Exercise details: Retype the line where "What data populates" appears and each line that follows it down to the last line of the records below. Leave the pictures out.

^^^^

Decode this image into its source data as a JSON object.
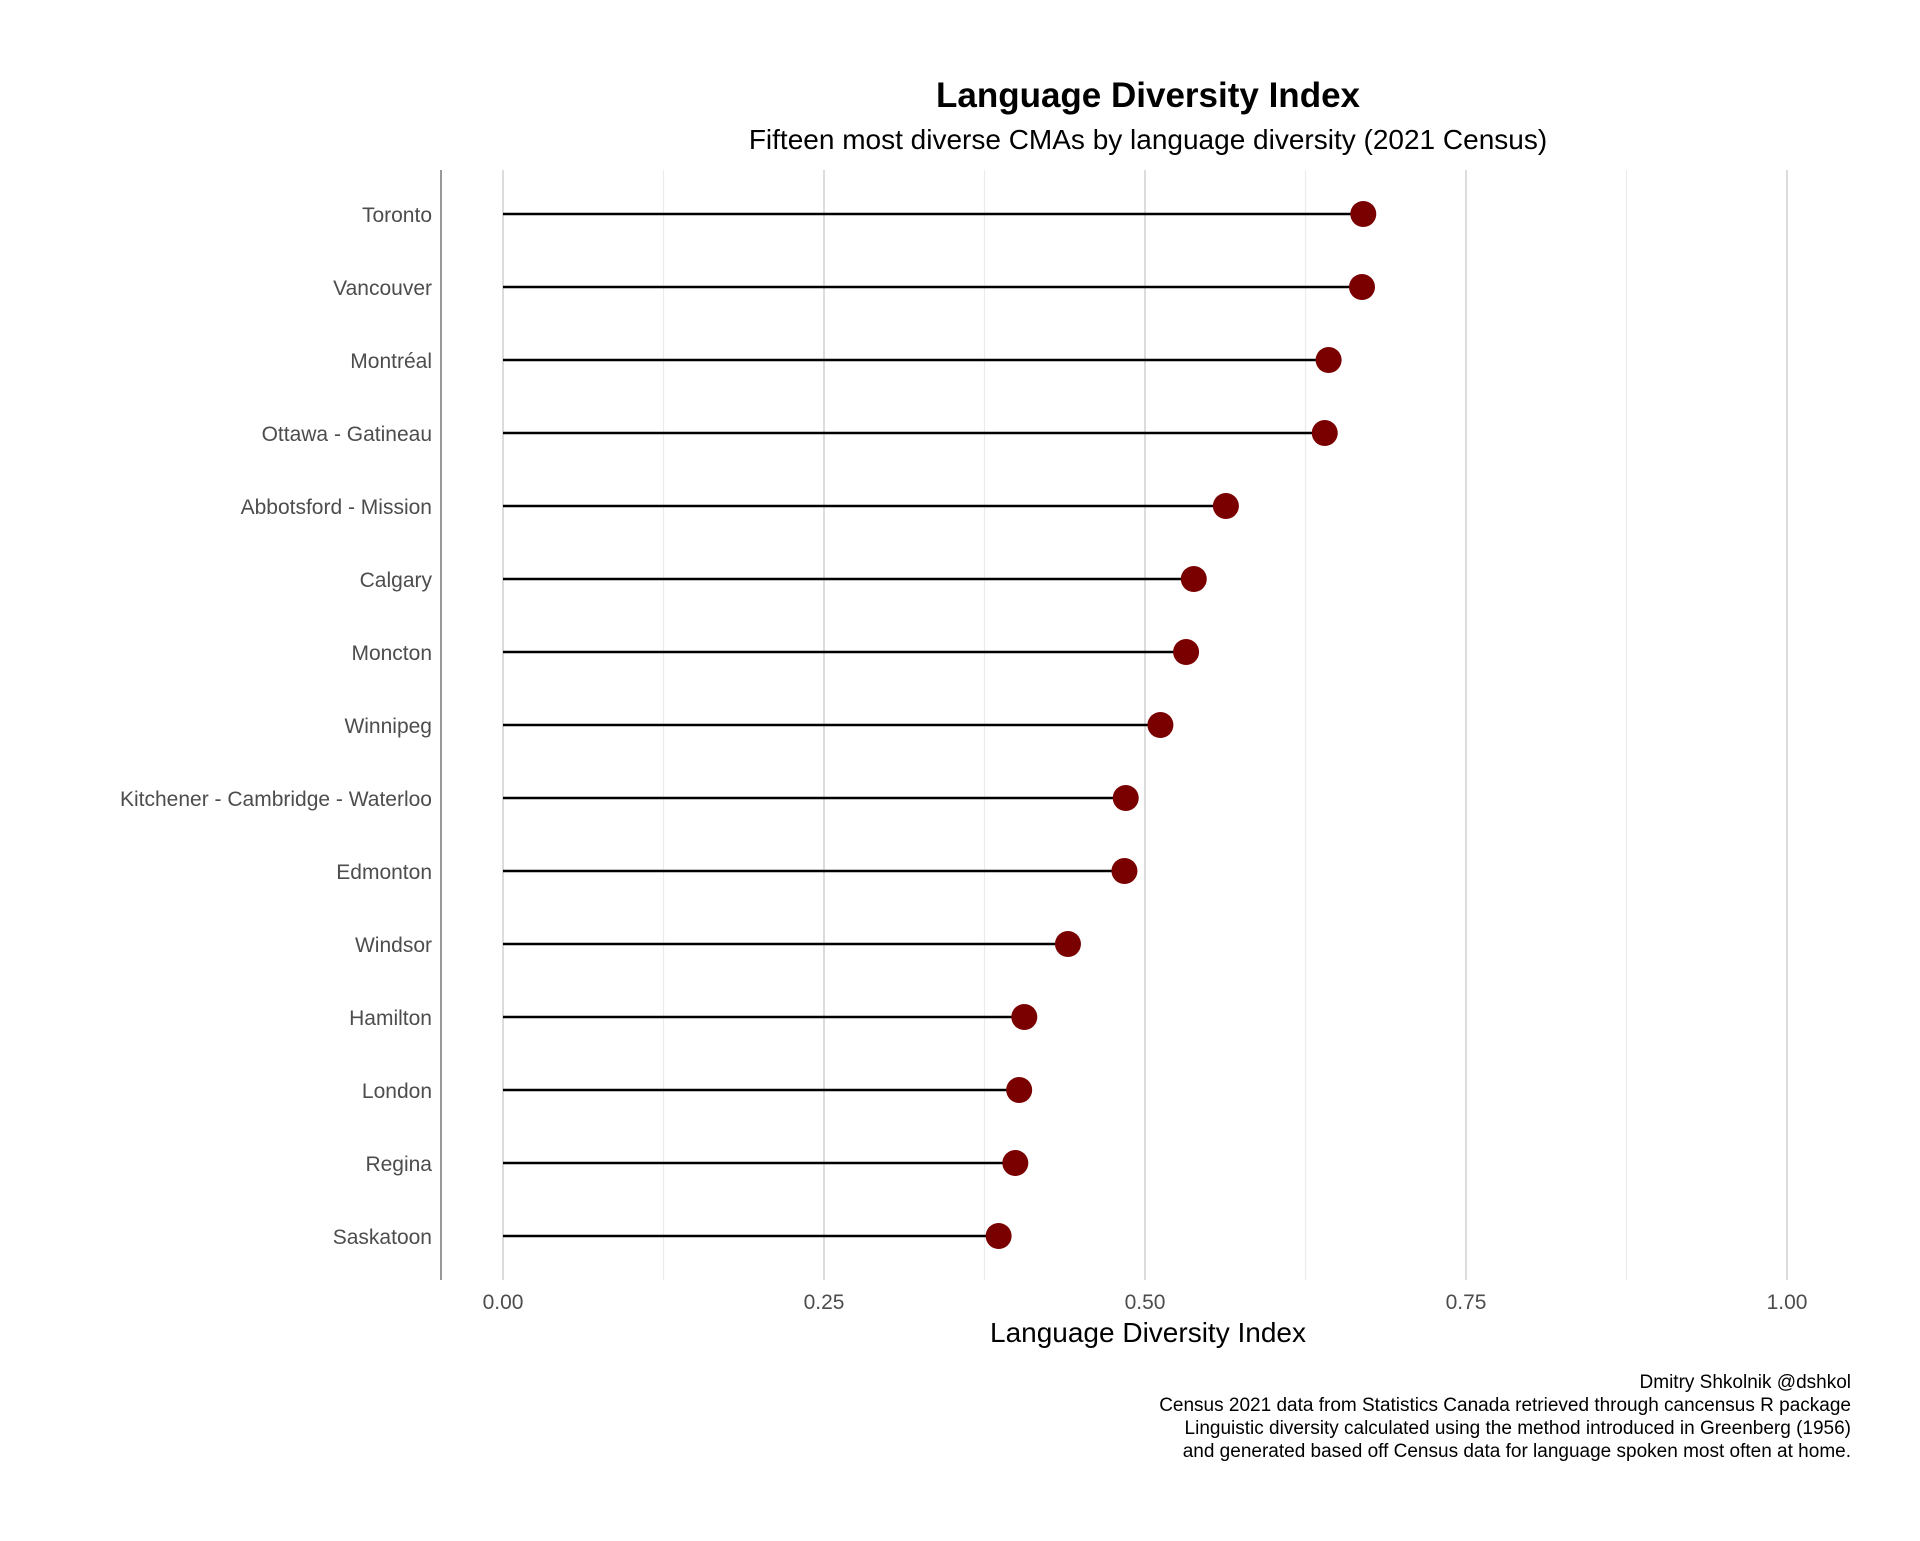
{
  "chart_data": {
    "type": "lollipop",
    "title": "Language Diversity Index",
    "subtitle": "Fifteen most diverse CMAs by language diversity (2021 Census)",
    "xlabel": "Language Diversity Index",
    "ylabel": "",
    "xlim": [
      0,
      1
    ],
    "x_ticks": [
      0,
      0.25,
      0.5,
      0.75,
      1.0
    ],
    "x_tick_labels": [
      "0.00",
      "0.25",
      "0.50",
      "0.75",
      "1.00"
    ],
    "grid": "vertical",
    "categories": [
      "Toronto",
      "Vancouver",
      "Montréal",
      "Ottawa - Gatineau",
      "Abbotsford - Mission",
      "Calgary",
      "Moncton",
      "Winnipeg",
      "Kitchener - Cambridge - Waterloo",
      "Edmonton",
      "Windsor",
      "Hamilton",
      "London",
      "Regina",
      "Saskatoon"
    ],
    "values": [
      0.67,
      0.669,
      0.643,
      0.64,
      0.563,
      0.538,
      0.532,
      0.512,
      0.485,
      0.484,
      0.44,
      0.406,
      0.402,
      0.399,
      0.386
    ],
    "point_color": "#7a0000",
    "line_color": "#000000",
    "caption": [
      "Dmitry Shkolnik @dshkol",
      "Census 2021 data from Statistics Canada retrieved through cancensus R package",
      "Linguistic diversity calculated using the method introduced in Greenberg (1956)",
      "and generated based off Census data for language spoken most often at home."
    ]
  }
}
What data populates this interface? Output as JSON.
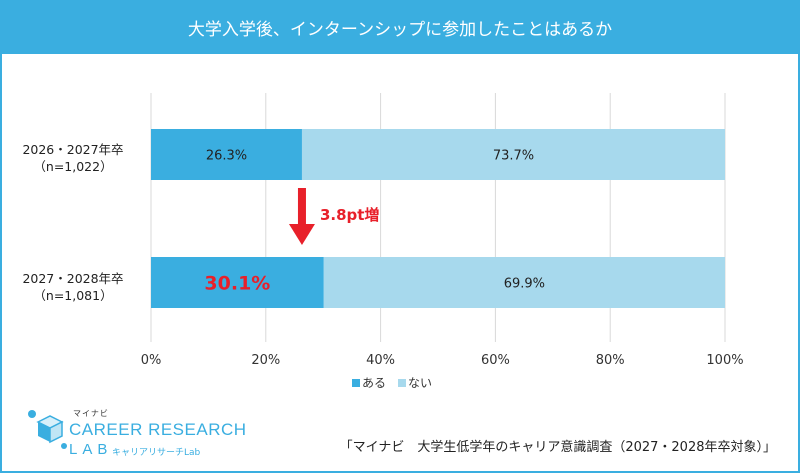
{
  "banner": {
    "title": "大学入学後、インターンシップに参加したことはあるか"
  },
  "chart_data": {
    "type": "bar",
    "stacked": true,
    "orientation": "horizontal",
    "categories": [
      {
        "line1": "2026・2027年卒",
        "line2": "（n=1,022）"
      },
      {
        "line1": "2027・2028年卒",
        "line2": "（n=1,081）"
      }
    ],
    "series": [
      {
        "name": "ある",
        "color": "#3aaee0",
        "values": [
          26.3,
          30.1
        ],
        "labels": [
          "26.3%",
          "30.1%"
        ]
      },
      {
        "name": "ない",
        "color": "#a7d9ed",
        "values": [
          73.7,
          69.9
        ],
        "labels": [
          "73.7%",
          "69.9%"
        ]
      }
    ],
    "xlim": [
      0,
      100
    ],
    "xticks": [
      "0%",
      "20%",
      "40%",
      "60%",
      "80%",
      "100%"
    ],
    "grid": true,
    "legend_position": "bottom",
    "highlight_color": "#e8202a",
    "annotation": {
      "text": "3.8pt増",
      "color": "#e8202a"
    }
  },
  "logo": {
    "small": "マイナビ",
    "main": "CAREER RESEARCH",
    "lab": "LAB",
    "sub": "キャリアリサーチLab",
    "color": "#3aaee0"
  },
  "source": "「マイナビ　大学生低学年のキャリア意識調査（2027・2028年卒対象）」"
}
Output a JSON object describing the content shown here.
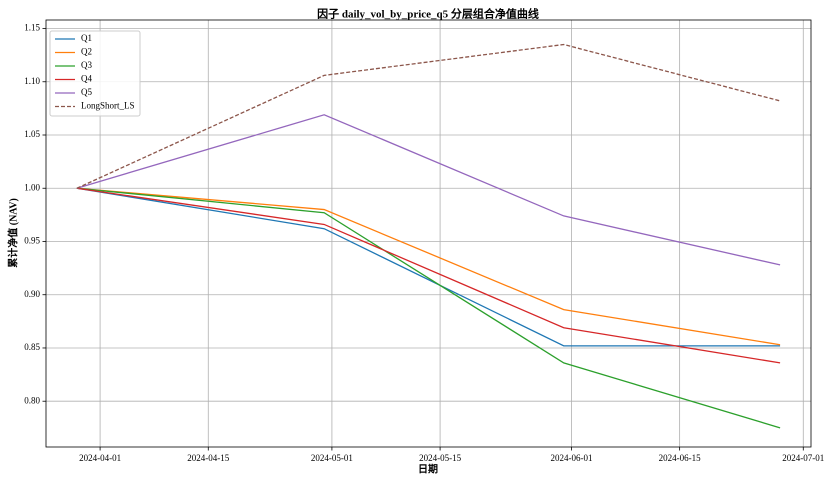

^^^^

Task output:
What data populates this interface? Output as JSON.
{
  "banner": {
    "title": "大学入学後、インターンシップに参加したことはあるか"
  },
  "chart_data": {
    "type": "bar",
    "stacked": true,
    "orientation": "horizontal",
    "categories": [
      {
        "line1": "2026・2027年卒",
        "line2": "（n=1,022）"
      },
      {
        "line1": "2027・2028年卒",
        "line2": "（n=1,081）"
      }
    ],
    "series": [
      {
        "name": "ある",
        "color": "#3aaee0",
        "values": [
          26.3,
          30.1
        ],
        "labels": [
          "26.3%",
          "30.1%"
        ]
      },
      {
        "name": "ない",
        "color": "#a7d9ed",
        "values": [
          73.7,
          69.9
        ],
        "labels": [
          "73.7%",
          "69.9%"
        ]
      }
    ],
    "xlim": [
      0,
      100
    ],
    "xticks": [
      "0%",
      "20%",
      "40%",
      "60%",
      "80%",
      "100%"
    ],
    "grid": true,
    "legend_position": "bottom",
    "highlight_color": "#e8202a",
    "annotation": {
      "text": "3.8pt増",
      "color": "#e8202a"
    }
  },
  "logo": {
    "small": "マイナビ",
    "main": "CAREER RESEARCH",
    "lab": "LAB",
    "sub": "キャリアリサーチLab",
    "color": "#3aaee0"
  },
  "source": "「マイナビ　大学生低学年のキャリア意識調査（2027・2028年卒対象）」"
}
Output a JSON object describing the content shown here.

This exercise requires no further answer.